=== Your task ===
Print the listing below exactly as it is given, leaving out the pictures.

# start of Rows

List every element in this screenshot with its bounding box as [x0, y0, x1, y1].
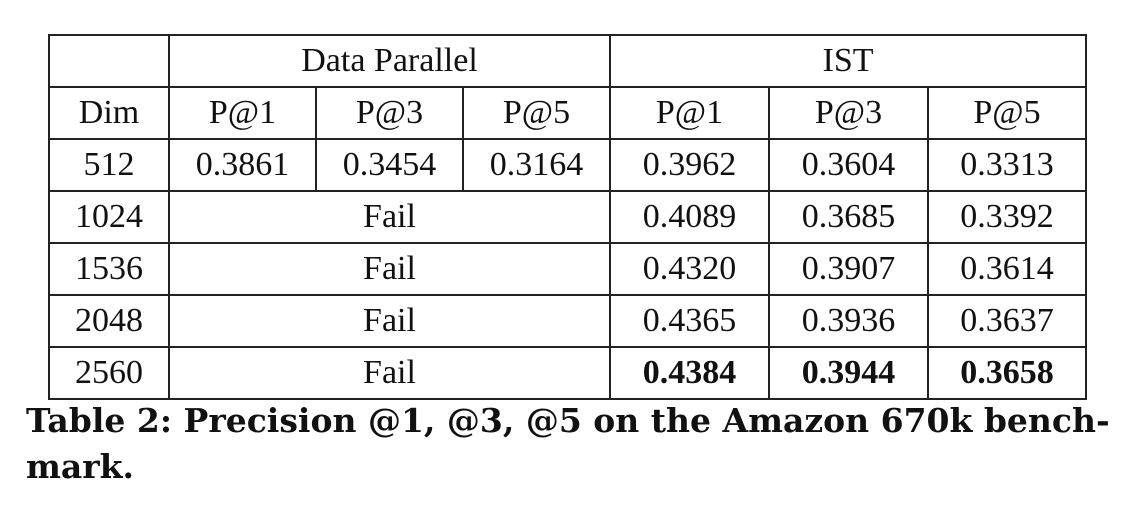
ist-p5-cell: 0.3614: [927, 242, 1087, 296]
ist-p3-cell: 0.3604: [768, 138, 929, 192]
table-caption: Table 2: Precision @1, @3, @5 on the Ama…: [26, 398, 1116, 490]
dp-fail-cell: Fail: [168, 190, 611, 244]
ist-p1-header: P@1: [609, 86, 770, 140]
table-row: 1536 Fail 0.4320 0.3907 0.3614: [48, 242, 1087, 296]
ist-p5-best-cell: 0.3658: [927, 346, 1087, 400]
dp-p5-cell: 0.3164: [462, 138, 611, 192]
table-row: 512 0.3861 0.3454 0.3164 0.3962 0.3604 0…: [48, 138, 1087, 192]
dim-header: Dim: [48, 86, 170, 140]
dim-cell: 1024: [48, 190, 170, 244]
column-header-row: Dim P@1 P@3 P@5 P@1 P@3 P@5: [48, 86, 1087, 140]
dp-p1-cell: 0.3861: [168, 138, 317, 192]
dp-p3-cell: 0.3454: [315, 138, 464, 192]
results-table-container: Data Parallel IST Dim P@1 P@3 P@5 P@1 P@…: [48, 34, 1087, 400]
dp-fail-cell: Fail: [168, 242, 611, 296]
dp-fail-cell: Fail: [168, 294, 611, 348]
table-row: 2048 Fail 0.4365 0.3936 0.3637: [48, 294, 1087, 348]
dp-p3-header: P@3: [315, 86, 464, 140]
ist-p1-cell: 0.3962: [609, 138, 770, 192]
caption-line-2: mark.: [26, 447, 135, 486]
dim-cell: 1536: [48, 242, 170, 296]
dim-cell: 2048: [48, 294, 170, 348]
ist-p5-cell: 0.3637: [927, 294, 1087, 348]
ist-p1-cell: 0.4320: [609, 242, 770, 296]
dp-fail-cell: Fail: [168, 346, 611, 400]
precision-table: Data Parallel IST Dim P@1 P@3 P@5 P@1 P@…: [48, 34, 1087, 400]
dim-cell: 2560: [48, 346, 170, 400]
ist-p5-cell: 0.3313: [927, 138, 1087, 192]
dim-cell: 512: [48, 138, 170, 192]
ist-header: IST: [609, 34, 1087, 88]
dp-p1-header: P@1: [168, 86, 317, 140]
ist-p3-cell: 0.3907: [768, 242, 929, 296]
blank-corner-cell: [48, 34, 170, 88]
ist-p3-cell: 0.3685: [768, 190, 929, 244]
table-row: 2560 Fail 0.4384 0.3944 0.3658: [48, 346, 1087, 400]
table-row: 1024 Fail 0.4089 0.3685 0.3392: [48, 190, 1087, 244]
ist-p1-cell: 0.4089: [609, 190, 770, 244]
ist-p5-cell: 0.3392: [927, 190, 1087, 244]
ist-p3-best-cell: 0.3944: [768, 346, 929, 400]
ist-p5-header: P@5: [927, 86, 1087, 140]
caption-line-1: Table 2: Precision @1, @3, @5 on the Ama…: [26, 401, 1110, 440]
ist-p1-cell: 0.4365: [609, 294, 770, 348]
ist-p3-cell: 0.3936: [768, 294, 929, 348]
dp-p5-header: P@5: [462, 86, 611, 140]
ist-p3-header: P@3: [768, 86, 929, 140]
group-header-row: Data Parallel IST: [48, 34, 1087, 88]
data-parallel-header: Data Parallel: [168, 34, 611, 88]
ist-p1-best-cell: 0.4384: [609, 346, 770, 400]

# end of Rows

=== Result of this task ===
List every element in this screenshot with its bounding box as [x0, y0, x1, y1].
ist-p5-cell: 0.3614: [927, 242, 1087, 296]
ist-p3-cell: 0.3604: [768, 138, 929, 192]
table-caption: Table 2: Precision @1, @3, @5 on the Ama…: [26, 398, 1116, 490]
dp-fail-cell: Fail: [168, 190, 611, 244]
ist-p1-header: P@1: [609, 86, 770, 140]
table-row: 1536 Fail 0.4320 0.3907 0.3614: [48, 242, 1087, 296]
ist-p5-best-cell: 0.3658: [927, 346, 1087, 400]
dp-p5-cell: 0.3164: [462, 138, 611, 192]
table-row: 512 0.3861 0.3454 0.3164 0.3962 0.3604 0…: [48, 138, 1087, 192]
dim-header: Dim: [48, 86, 170, 140]
dim-cell: 1024: [48, 190, 170, 244]
column-header-row: Dim P@1 P@3 P@5 P@1 P@3 P@5: [48, 86, 1087, 140]
dp-p1-cell: 0.3861: [168, 138, 317, 192]
dp-p3-cell: 0.3454: [315, 138, 464, 192]
results-table-container: Data Parallel IST Dim P@1 P@3 P@5 P@1 P@…: [48, 34, 1087, 400]
dp-fail-cell: Fail: [168, 242, 611, 296]
dp-fail-cell: Fail: [168, 294, 611, 348]
table-row: 2048 Fail 0.4365 0.3936 0.3637: [48, 294, 1087, 348]
dp-p3-header: P@3: [315, 86, 464, 140]
ist-p1-cell: 0.3962: [609, 138, 770, 192]
caption-line-2: mark.: [26, 447, 135, 486]
dim-cell: 1536: [48, 242, 170, 296]
dim-cell: 2048: [48, 294, 170, 348]
ist-p5-cell: 0.3637: [927, 294, 1087, 348]
ist-p1-cell: 0.4320: [609, 242, 770, 296]
dp-fail-cell: Fail: [168, 346, 611, 400]
precision-table: Data Parallel IST Dim P@1 P@3 P@5 P@1 P@…: [48, 34, 1087, 400]
dim-cell: 2560: [48, 346, 170, 400]
ist-p5-cell: 0.3313: [927, 138, 1087, 192]
dim-cell: 512: [48, 138, 170, 192]
ist-header: IST: [609, 34, 1087, 88]
dp-p1-header: P@1: [168, 86, 317, 140]
ist-p3-cell: 0.3907: [768, 242, 929, 296]
blank-corner-cell: [48, 34, 170, 88]
ist-p3-cell: 0.3685: [768, 190, 929, 244]
table-row: 2560 Fail 0.4384 0.3944 0.3658: [48, 346, 1087, 400]
table-row: 1024 Fail 0.4089 0.3685 0.3392: [48, 190, 1087, 244]
ist-p1-cell: 0.4089: [609, 190, 770, 244]
ist-p5-cell: 0.3392: [927, 190, 1087, 244]
ist-p3-best-cell: 0.3944: [768, 346, 929, 400]
ist-p5-header: P@5: [927, 86, 1087, 140]
caption-line-1: Table 2: Precision @1, @3, @5 on the Ama…: [26, 401, 1110, 440]
ist-p1-cell: 0.4365: [609, 294, 770, 348]
ist-p3-cell: 0.3936: [768, 294, 929, 348]
dp-p5-header: P@5: [462, 86, 611, 140]
ist-p3-header: P@3: [768, 86, 929, 140]
group-header-row: Data Parallel IST: [48, 34, 1087, 88]
data-parallel-header: Data Parallel: [168, 34, 611, 88]
ist-p1-best-cell: 0.4384: [609, 346, 770, 400]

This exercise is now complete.